- [What you need to do] Go through the lines below and copy each one that holds the string "name".

__________

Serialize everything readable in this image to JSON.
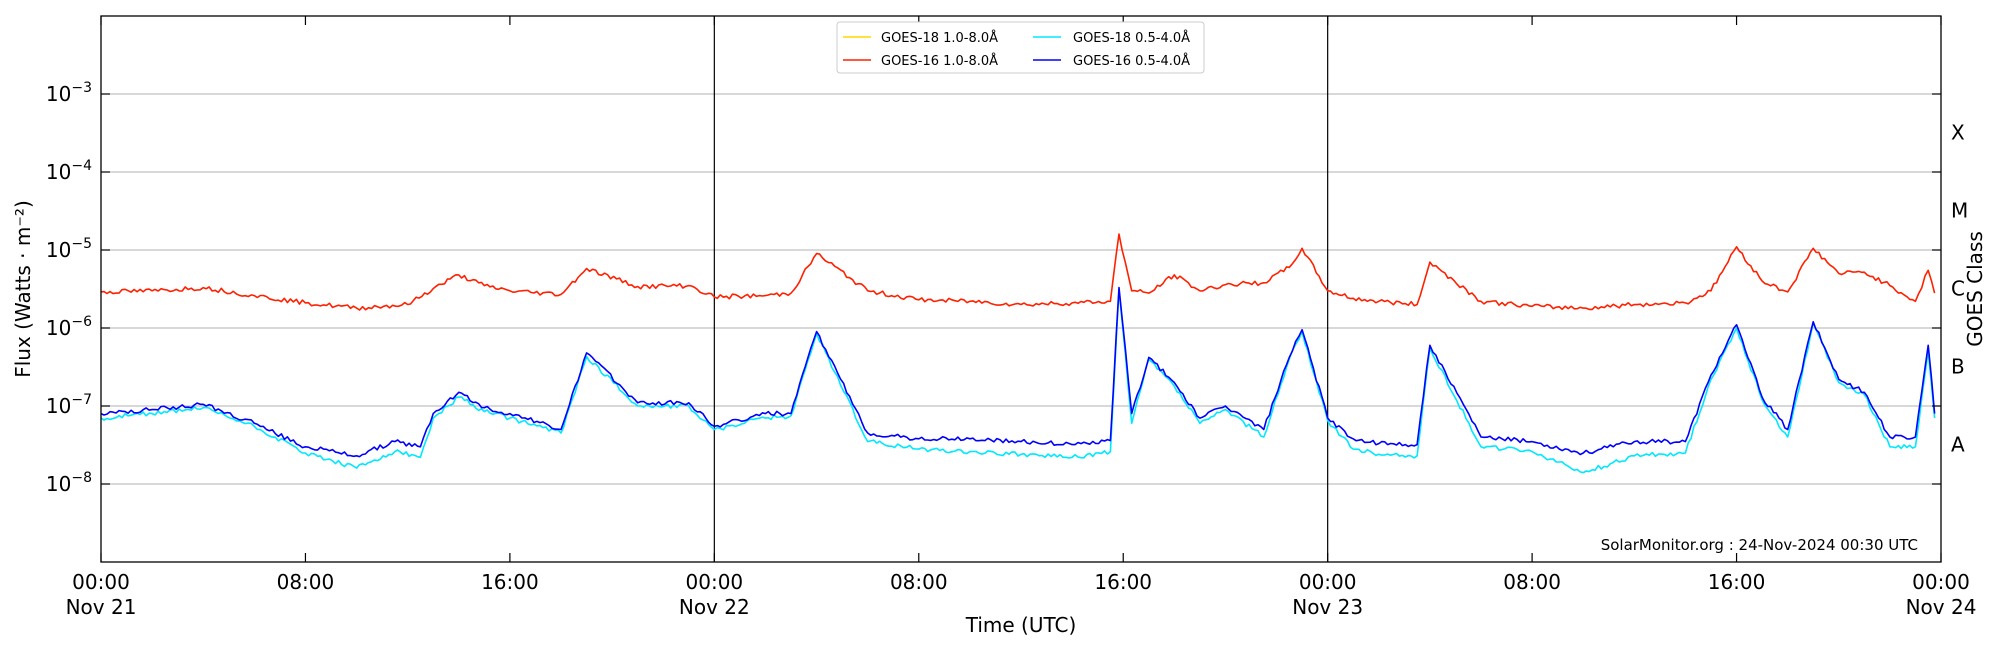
{
  "chart_data": {
    "type": "line",
    "title": "",
    "xlabel": "Time (UTC)",
    "ylabel": "Flux (Watts · m⁻²)",
    "ylabel_right": "GOES Class",
    "yscale": "log",
    "xlim": [
      "2024-11-21T00:00",
      "2024-11-24T00:00"
    ],
    "ylim": [
      1e-09,
      0.01
    ],
    "grid": "horizontal lines at each y decade",
    "legend_placement": "top-center",
    "x_ticks": [
      {
        "time": "2024-11-21T00:00",
        "line1": "00:00",
        "line2": "Nov 21"
      },
      {
        "time": "2024-11-21T08:00",
        "line1": "08:00",
        "line2": ""
      },
      {
        "time": "2024-11-21T16:00",
        "line1": "16:00",
        "line2": ""
      },
      {
        "time": "2024-11-22T00:00",
        "line1": "00:00",
        "line2": "Nov 22"
      },
      {
        "time": "2024-11-22T08:00",
        "line1": "08:00",
        "line2": ""
      },
      {
        "time": "2024-11-22T16:00",
        "line1": "16:00",
        "line2": ""
      },
      {
        "time": "2024-11-23T00:00",
        "line1": "00:00",
        "line2": "Nov 23"
      },
      {
        "time": "2024-11-23T08:00",
        "line1": "08:00",
        "line2": ""
      },
      {
        "time": "2024-11-23T16:00",
        "line1": "16:00",
        "line2": ""
      },
      {
        "time": "2024-11-24T00:00",
        "line1": "00:00",
        "line2": "Nov 24"
      }
    ],
    "y_ticks": [
      {
        "value": 1e-08,
        "mantissa": "10",
        "exp": "−8"
      },
      {
        "value": 1e-07,
        "mantissa": "10",
        "exp": "−7"
      },
      {
        "value": 1e-06,
        "mantissa": "10",
        "exp": "−6"
      },
      {
        "value": 1e-05,
        "mantissa": "10",
        "exp": "−5"
      },
      {
        "value": 0.0001,
        "mantissa": "10",
        "exp": "−4"
      },
      {
        "value": 0.001,
        "mantissa": "10",
        "exp": "−3"
      }
    ],
    "day_boundaries": [
      "2024-11-22T00:00",
      "2024-11-23T00:00"
    ],
    "goes_classes": [
      {
        "label": "A",
        "value": 3.2e-08
      },
      {
        "label": "B",
        "value": 3.2e-07
      },
      {
        "label": "C",
        "value": 3.2e-06
      },
      {
        "label": "M",
        "value": 3.2e-05
      },
      {
        "label": "X",
        "value": 0.00032
      }
    ],
    "series": [
      {
        "name": "GOES-18 1.0-8.0Å",
        "color": "#ffd700",
        "x": [],
        "values": []
      },
      {
        "name": "GOES-16 1.0-8.0Å",
        "color": "#ff2000",
        "x": [
          "2024-11-21T00:00",
          "2024-11-21T02:00",
          "2024-11-21T04:00",
          "2024-11-21T06:00",
          "2024-11-21T08:00",
          "2024-11-21T10:00",
          "2024-11-21T12:00",
          "2024-11-21T13:00",
          "2024-11-21T14:00",
          "2024-11-21T15:00",
          "2024-11-21T16:00",
          "2024-11-21T18:00",
          "2024-11-21T19:00",
          "2024-11-21T21:00",
          "2024-11-21T23:00",
          "2024-11-22T00:00",
          "2024-11-22T02:00",
          "2024-11-22T03:00",
          "2024-11-22T04:00",
          "2024-11-22T06:00",
          "2024-11-22T08:00",
          "2024-11-22T10:00",
          "2024-11-22T12:00",
          "2024-11-22T14:00",
          "2024-11-22T15:30",
          "2024-11-22T15:50",
          "2024-11-22T16:20",
          "2024-11-22T17:00",
          "2024-11-22T18:00",
          "2024-11-22T19:00",
          "2024-11-22T20:00",
          "2024-11-22T21:30",
          "2024-11-22T22:30",
          "2024-11-22T23:00",
          "2024-11-23T00:00",
          "2024-11-23T01:00",
          "2024-11-23T02:00",
          "2024-11-23T03:30",
          "2024-11-23T04:00",
          "2024-11-23T06:00",
          "2024-11-23T08:00",
          "2024-11-23T10:00",
          "2024-11-23T12:00",
          "2024-11-23T14:00",
          "2024-11-23T15:00",
          "2024-11-23T16:00",
          "2024-11-23T17:00",
          "2024-11-23T18:00",
          "2024-11-23T19:00",
          "2024-11-23T20:00",
          "2024-11-23T21:00",
          "2024-11-23T22:00",
          "2024-11-23T23:00",
          "2024-11-23T23:30",
          "2024-11-23T23:45"
        ],
        "values": [
          2.9e-06,
          3e-06,
          3.3e-06,
          2.6e-06,
          2.1e-06,
          1.8e-06,
          2e-06,
          3.2e-06,
          4.8e-06,
          3.5e-06,
          3e-06,
          2.7e-06,
          5.8e-06,
          3.4e-06,
          3.5e-06,
          2.5e-06,
          2.6e-06,
          2.8e-06,
          9e-06,
          3e-06,
          2.3e-06,
          2.2e-06,
          2e-06,
          2.1e-06,
          2.2e-06,
          1.6e-05,
          3e-06,
          2.8e-06,
          4.8e-06,
          3e-06,
          3.6e-06,
          3.8e-06,
          6e-06,
          1.05e-05,
          3e-06,
          2.4e-06,
          2.2e-06,
          2e-06,
          7e-06,
          2.2e-06,
          1.9e-06,
          1.8e-06,
          2e-06,
          2.1e-06,
          3e-06,
          1.1e-05,
          4e-06,
          2.9e-06,
          1.05e-05,
          5e-06,
          5.2e-06,
          3.5e-06,
          2.2e-06,
          5.5e-06,
          2.8e-06
        ]
      },
      {
        "name": "GOES-18 0.5-4.0Å",
        "color": "#00e8ff",
        "x": [
          "2024-11-21T00:00",
          "2024-11-21T02:00",
          "2024-11-21T04:00",
          "2024-11-21T06:00",
          "2024-11-21T08:00",
          "2024-11-21T10:00",
          "2024-11-21T11:30",
          "2024-11-21T12:30",
          "2024-11-21T13:00",
          "2024-11-21T14:00",
          "2024-11-21T15:00",
          "2024-11-21T16:00",
          "2024-11-21T18:00",
          "2024-11-21T19:00",
          "2024-11-21T21:00",
          "2024-11-21T23:00",
          "2024-11-22T00:00",
          "2024-11-22T02:00",
          "2024-11-22T03:00",
          "2024-11-22T04:00",
          "2024-11-22T06:00",
          "2024-11-22T08:00",
          "2024-11-22T10:00",
          "2024-11-22T12:00",
          "2024-11-22T14:00",
          "2024-11-22T15:30",
          "2024-11-22T15:50",
          "2024-11-22T16:20",
          "2024-11-22T17:00",
          "2024-11-22T18:00",
          "2024-11-22T19:00",
          "2024-11-22T20:00",
          "2024-11-22T21:30",
          "2024-11-22T22:30",
          "2024-11-22T23:00",
          "2024-11-23T00:00",
          "2024-11-23T01:00",
          "2024-11-23T02:00",
          "2024-11-23T03:30",
          "2024-11-23T04:00",
          "2024-11-23T06:00",
          "2024-11-23T08:00",
          "2024-11-23T10:00",
          "2024-11-23T12:00",
          "2024-11-23T14:00",
          "2024-11-23T15:00",
          "2024-11-23T16:00",
          "2024-11-23T17:00",
          "2024-11-23T18:00",
          "2024-11-23T19:00",
          "2024-11-23T20:00",
          "2024-11-23T21:00",
          "2024-11-23T22:00",
          "2024-11-23T23:00",
          "2024-11-23T23:30",
          "2024-11-23T23:45"
        ],
        "values": [
          7e-08,
          8e-08,
          9.5e-08,
          5.5e-08,
          2.5e-08,
          1.6e-08,
          2.6e-08,
          2.2e-08,
          7e-08,
          1.3e-07,
          8.5e-08,
          7e-08,
          4.5e-08,
          4.3e-07,
          1e-07,
          1e-07,
          5e-08,
          7e-08,
          7.5e-08,
          8.5e-07,
          3.5e-08,
          2.8e-08,
          2.6e-08,
          2.4e-08,
          2.2e-08,
          2.6e-08,
          3.1e-06,
          6e-08,
          4e-07,
          1.8e-07,
          6e-08,
          9e-08,
          4e-08,
          4e-07,
          9e-07,
          6.5e-08,
          2.8e-08,
          2.4e-08,
          2.3e-08,
          5.5e-07,
          3e-08,
          2.6e-08,
          1.4e-08,
          2.3e-08,
          2.5e-08,
          2.2e-07,
          1e-06,
          1.2e-07,
          4e-08,
          1.15e-06,
          2e-07,
          1.4e-07,
          3e-08,
          3e-08,
          5e-07,
          7e-08
        ]
      },
      {
        "name": "GOES-16 0.5-4.0Å",
        "color": "#0000ff",
        "x": [
          "2024-11-21T00:00",
          "2024-11-21T02:00",
          "2024-11-21T04:00",
          "2024-11-21T06:00",
          "2024-11-21T08:00",
          "2024-11-21T10:00",
          "2024-11-21T11:30",
          "2024-11-21T12:30",
          "2024-11-21T13:00",
          "2024-11-21T14:00",
          "2024-11-21T15:00",
          "2024-11-21T16:00",
          "2024-11-21T18:00",
          "2024-11-21T19:00",
          "2024-11-21T21:00",
          "2024-11-21T23:00",
          "2024-11-22T00:00",
          "2024-11-22T02:00",
          "2024-11-22T03:00",
          "2024-11-22T04:00",
          "2024-11-22T06:00",
          "2024-11-22T08:00",
          "2024-11-22T10:00",
          "2024-11-22T12:00",
          "2024-11-22T14:00",
          "2024-11-22T15:30",
          "2024-11-22T15:50",
          "2024-11-22T16:20",
          "2024-11-22T17:00",
          "2024-11-22T18:00",
          "2024-11-22T19:00",
          "2024-11-22T20:00",
          "2024-11-22T21:30",
          "2024-11-22T22:30",
          "2024-11-22T23:00",
          "2024-11-23T00:00",
          "2024-11-23T01:00",
          "2024-11-23T02:00",
          "2024-11-23T03:30",
          "2024-11-23T04:00",
          "2024-11-23T06:00",
          "2024-11-23T08:00",
          "2024-11-23T10:00",
          "2024-11-23T12:00",
          "2024-11-23T14:00",
          "2024-11-23T15:00",
          "2024-11-23T16:00",
          "2024-11-23T17:00",
          "2024-11-23T18:00",
          "2024-11-23T19:00",
          "2024-11-23T20:00",
          "2024-11-23T21:00",
          "2024-11-23T22:00",
          "2024-11-23T23:00",
          "2024-11-23T23:30",
          "2024-11-23T23:45"
        ],
        "values": [
          8e-08,
          9e-08,
          1.05e-07,
          6e-08,
          3e-08,
          2.3e-08,
          3.5e-08,
          3e-08,
          8e-08,
          1.5e-07,
          9.5e-08,
          8e-08,
          5e-08,
          4.8e-07,
          1.1e-07,
          1.1e-07,
          5.5e-08,
          8e-08,
          8e-08,
          9e-07,
          4.5e-08,
          3.8e-08,
          3.8e-08,
          3.5e-08,
          3.2e-08,
          3.6e-08,
          3.3e-06,
          8e-08,
          4.2e-07,
          2e-07,
          7e-08,
          1e-07,
          5e-08,
          4.2e-07,
          9.5e-07,
          7e-08,
          3.8e-08,
          3.3e-08,
          3.2e-08,
          6e-07,
          4e-08,
          3.5e-08,
          2.5e-08,
          3.5e-08,
          3.5e-08,
          2.5e-07,
          1.1e-06,
          1.3e-07,
          5e-08,
          1.2e-06,
          2.2e-07,
          1.5e-07,
          4e-08,
          4e-08,
          6e-07,
          8e-08
        ]
      }
    ]
  },
  "credit": "SolarMonitor.org : 24-Nov-2024 00:30 UTC"
}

__________

- [Answer for the task]
        "name": "GOES-18 1.0-8.0Å",
        "name": "GOES-16 1.0-8.0Å",
        "name": "GOES-18 0.5-4.0Å",
        "name": "GOES-16 0.5-4.0Å",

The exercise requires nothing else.